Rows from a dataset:
◇ ◇ ◇ ◇ ◇ ◇ ◇

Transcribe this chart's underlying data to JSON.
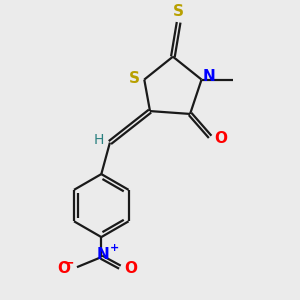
{
  "bg_color": "#ebebeb",
  "bond_color": "#1a1a1a",
  "S_color": "#b8a000",
  "N_color": "#0000ff",
  "O_color": "#ff0000",
  "line_width": 1.6,
  "figsize": [
    3.0,
    3.0
  ],
  "dpi": 100,
  "xlim": [
    0,
    10
  ],
  "ylim": [
    0,
    10
  ]
}
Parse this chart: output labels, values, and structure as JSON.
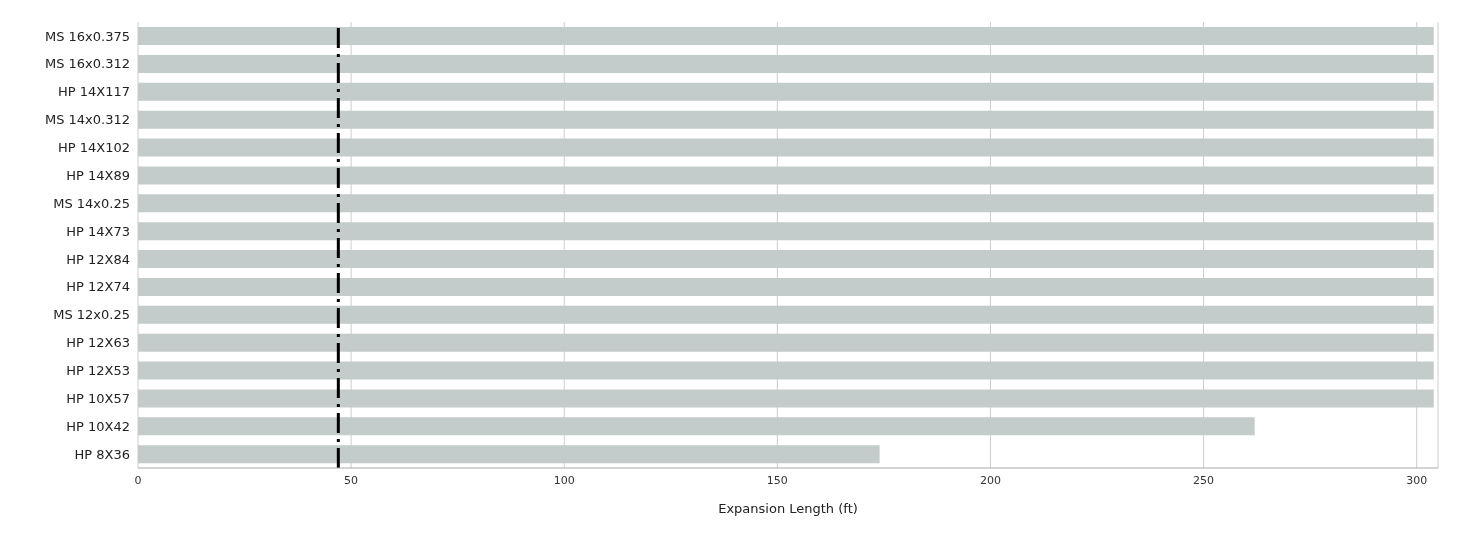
{
  "chart_data": {
    "type": "bar",
    "orientation": "horizontal",
    "xlabel": "Expansion Length (ft)",
    "categories": [
      "MS 16x0.375",
      "MS 16x0.312",
      "HP 14X117",
      "MS 14x0.312",
      "HP 14X102",
      "HP 14X89",
      "MS 14x0.25",
      "HP 14X73",
      "HP 12X84",
      "HP 12X74",
      "MS 12x0.25",
      "HP 12X63",
      "HP 12X53",
      "HP 10X57",
      "HP 10X42",
      "HP 8X36"
    ],
    "values": [
      304,
      304,
      304,
      304,
      304,
      304,
      304,
      304,
      304,
      304,
      304,
      304,
      304,
      304,
      262,
      174
    ],
    "color": "#c3cbcb",
    "xlim": [
      0,
      305
    ],
    "xticks": [
      0,
      50,
      100,
      150,
      200,
      250,
      300
    ],
    "grid": "x",
    "ref_lines": [
      {
        "axis": "x",
        "value": 47,
        "color": "#000000",
        "line_style": "dashdot"
      }
    ]
  }
}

◇ ◇ ◇ ◇ ◇ ◇ ◇

→ THE EXERCISE
Read through the entries and copy each line in which "this" appears.

→ EXERCISE RESPONSE
Transcribe this chart's underlying data to JSON.
Parse this chart: output labels, values, and structure as JSON.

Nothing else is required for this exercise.